◆ REQUIRED WORK
Go through the entries below and retype them exactly, omitting each picture.

......

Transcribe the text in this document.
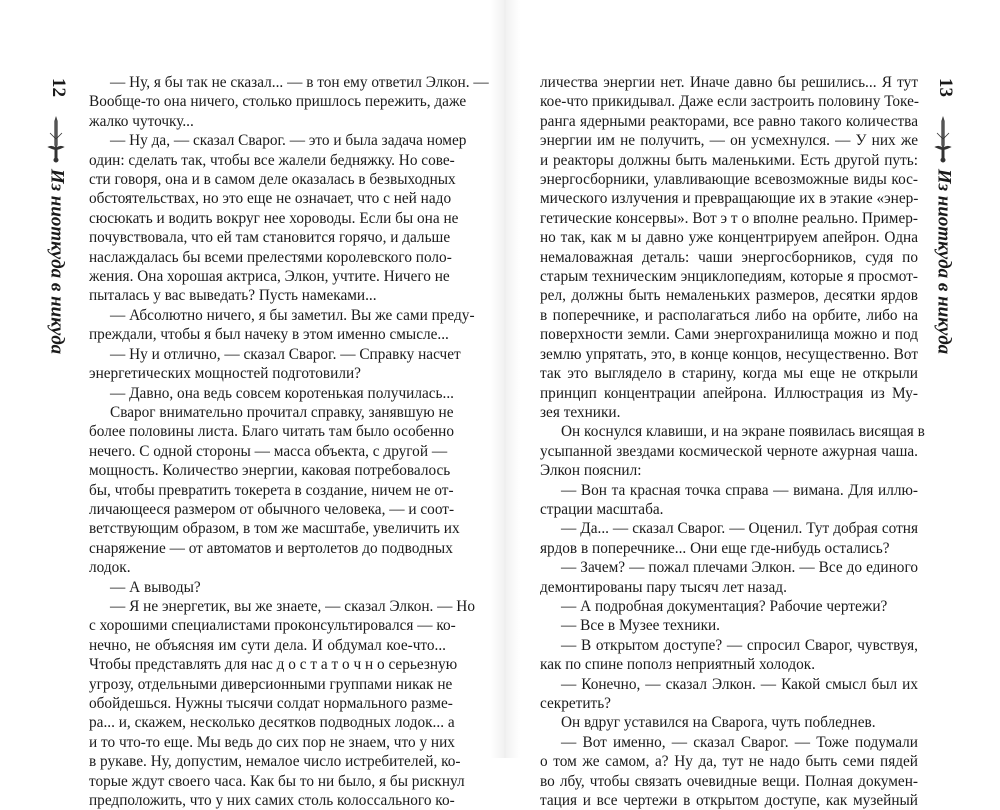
12
Из ниоткуда в никуда
13
Из ниоткуда в никуда
— Ну, я бы так не сказал... — в тон ему ответил Элкон. —
Вообще-то она ничего, столько пришлось пережить, даже
жалко чуточку...
— Ну да, — сказал Сварог. — это и была задача номер
один: сделать так, чтобы все жалели бедняжку. Но сове-
сти говоря, она и в самом деле оказалась в безвыходных
обстоятельствах, но это еще не означает, что с ней надо
сюсюкать и водить вокруг нее хороводы. Если бы она не
почувствовала, что ей там становится горячо, и дальше
наслаждалась бы всеми прелестями королевского поло-
жения. Она хорошая актриса, Элкон, учтите. Ничего не
пыталась у вас выведать? Пусть намеками...
— Абсолютно ничего, я бы заметил. Вы же сами преду-
преждали, чтобы я был начеку в этом именно смысле...
— Ну и отлично, — сказал Сварог. — Справку насчет
энергетических мощностей подготовили?
— Давно, она ведь совсем коротенькая получилась...
Сварог внимательно прочитал справку, занявшую не
более половины листа. Благо читать там было особенно
нечего. С одной стороны — масса объекта, с другой —
мощность. Количество энергии, каковая потребовалось
бы, чтобы превратить токерета в создание, ничем не от-
личающееся размером от обычного человека, — и соот-
ветствующим образом, в том же масштабе, увеличить их
снаряжение — от автоматов и вертолетов до подводных
лодок.
— А выводы?
— Я не энергетик, вы же знаете, — сказал Элкон. — Но
с хорошими специалистами проконсультировался — ко-
нечно, не объясняя им сути дела. И обдумал кое-что...
Чтобы представлять для нас д о с т а т о ч н о серьезную
угрозу, отдельными диверсионными группами никак не
обойдешься. Нужны тысячи солдат нормального разме-
ра... и, скажем, несколько десятков подводных лодок... а
и то что-то еще. Мы ведь до сих пор не знаем, что у них
в рукаве. Ну, допустим, немалое число истребителей, ко-
торые ждут своего часа. Как бы то ни было, я бы рискнул
предположить, что у них самих столь колоссального ко-
личества энергии нет. Иначе давно бы решились... Я тут
кое-что прикидывал. Даже если застроить половину Токе-
ранга ядерными реакторами, все равно такого количества
энергии им не получить, — он усмехнулся. — У них же
и реакторы должны быть маленькими. Есть другой путь:
энергосборники, улавливающие всевозможные виды кос-
мического излучения и превращающие их в этакие «энер-
гетические консервы». Вот э т о вполне реально. Пример-
но так, как м ы давно уже концентрируем апейрон. Одна
немаловажная деталь: чаши энергосборников, судя по
старым техническим энциклопедиям, которые я просмот-
рел, должны быть немаленьких размеров, десятки ярдов
в поперечнике, и располагаться либо на орбите, либо на
поверхности земли. Сами энергохранилища можно и под
землю упрятать, это, в конце концов, несущественно. Вот
так это выглядело в старину, когда мы еще не открыли
принцип концентрации апейрона. Иллюстрация из Му-
зея техники.
Он коснулся клавиши, и на экране появилась висящая в
усыпанной звездами космической черноте ажурная чаша.
Элкон пояснил:
— Вон та красная точка справа — вимана. Для иллю-
страции масштаба.
— Да... — сказал Сварог. — Оценил. Тут добрая сотня
ярдов в поперечнике... Они еще где-нибудь остались?
— Зачем? — пожал плечами Элкон. — Все до единого
демонтированы пару тысяч лет назад.
— А подробная документация? Рабочие чертежи?
— Все в Музее техники.
— В открытом доступе? — спросил Сварог, чувствуя,
как по спине пополз неприятный холодок.
— Конечно, — сказал Элкон. — Какой смысл был их
секретить?
Он вдруг уставился на Сварога, чуть побледнев.
— Вот именно, — сказал Сварог. — Тоже подумали
о том же самом, а? Ну да, тут не надо быть семи пядей
во лбу, чтобы связать очевидные вещи. Полная докумен-
тация и все чертежи в открытом доступе, как музейный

......

◆ THE COMPLETED TASK
Transcribe the text in this document.
12
Из ниоткуда в никуда
13
Из ниоткуда в никуда
— Ну, я бы так не сказал... — в тон ему ответил Элкон. —
Вообще-то она ничего, столько пришлось пережить, даже
жалко чуточку...
— Ну да, — сказал Сварог. — это и была задача номер
один: сделать так, чтобы все жалели бедняжку. Но сове-
сти говоря, она и в самом деле оказалась в безвыходных
обстоятельствах, но это еще не означает, что с ней надо
сюсюкать и водить вокруг нее хороводы. Если бы она не
почувствовала, что ей там становится горячо, и дальше
наслаждалась бы всеми прелестями королевского поло-
жения. Она хорошая актриса, Элкон, учтите. Ничего не
пыталась у вас выведать? Пусть намеками...
— Абсолютно ничего, я бы заметил. Вы же сами преду-
преждали, чтобы я был начеку в этом именно смысле...
— Ну и отлично, — сказал Сварог. — Справку насчет
энергетических мощностей подготовили?
— Давно, она ведь совсем коротенькая получилась...
Сварог внимательно прочитал справку, занявшую не
более половины листа. Благо читать там было особенно
нечего. С одной стороны — масса объекта, с другой —
мощность. Количество энергии, каковая потребовалось
бы, чтобы превратить токерета в создание, ничем не от-
личающееся размером от обычного человека, — и соот-
ветствующим образом, в том же масштабе, увеличить их
снаряжение — от автоматов и вертолетов до подводных
лодок.
— А выводы?
— Я не энергетик, вы же знаете, — сказал Элкон. — Но
с хорошими специалистами проконсультировался — ко-
нечно, не объясняя им сути дела. И обдумал кое-что...
Чтобы представлять для нас д о с т а т о ч н о серьезную
угрозу, отдельными диверсионными группами никак не
обойдешься. Нужны тысячи солдат нормального разме-
ра... и, скажем, несколько десятков подводных лодок... а
и то что-то еще. Мы ведь до сих пор не знаем, что у них
в рукаве. Ну, допустим, немалое число истребителей, ко-
торые ждут своего часа. Как бы то ни было, я бы рискнул
предположить, что у них самих столь колоссального ко-
личества энергии нет. Иначе давно бы решились... Я тут
кое-что прикидывал. Даже если застроить половину Токе-
ранга ядерными реакторами, все равно такого количества
энергии им не получить, — он усмехнулся. — У них же
и реакторы должны быть маленькими. Есть другой путь:
энергосборники, улавливающие всевозможные виды кос-
мического излучения и превращающие их в этакие «энер-
гетические консервы». Вот э т о вполне реально. Пример-
но так, как м ы давно уже концентрируем апейрон. Одна
немаловажная деталь: чаши энергосборников, судя по
старым техническим энциклопедиям, которые я просмот-
рел, должны быть немаленьких размеров, десятки ярдов
в поперечнике, и располагаться либо на орбите, либо на
поверхности земли. Сами энергохранилища можно и под
землю упрятать, это, в конце концов, несущественно. Вот
так это выглядело в старину, когда мы еще не открыли
принцип концентрации апейрона. Иллюстрация из Му-
зея техники.
Он коснулся клавиши, и на экране появилась висящая в
усыпанной звездами космической черноте ажурная чаша.
Элкон пояснил:
— Вон та красная точка справа — вимана. Для иллю-
страции масштаба.
— Да... — сказал Сварог. — Оценил. Тут добрая сотня
ярдов в поперечнике... Они еще где-нибудь остались?
— Зачем? — пожал плечами Элкон. — Все до единого
демонтированы пару тысяч лет назад.
— А подробная документация? Рабочие чертежи?
— Все в Музее техники.
— В открытом доступе? — спросил Сварог, чувствуя,
как по спине пополз неприятный холодок.
— Конечно, — сказал Элкон. — Какой смысл был их
секретить?
Он вдруг уставился на Сварога, чуть побледнев.
— Вот именно, — сказал Сварог. — Тоже подумали
о том же самом, а? Ну да, тут не надо быть семи пядей
во лбу, чтобы связать очевидные вещи. Полная докумен-
тация и все чертежи в открытом доступе, как музейный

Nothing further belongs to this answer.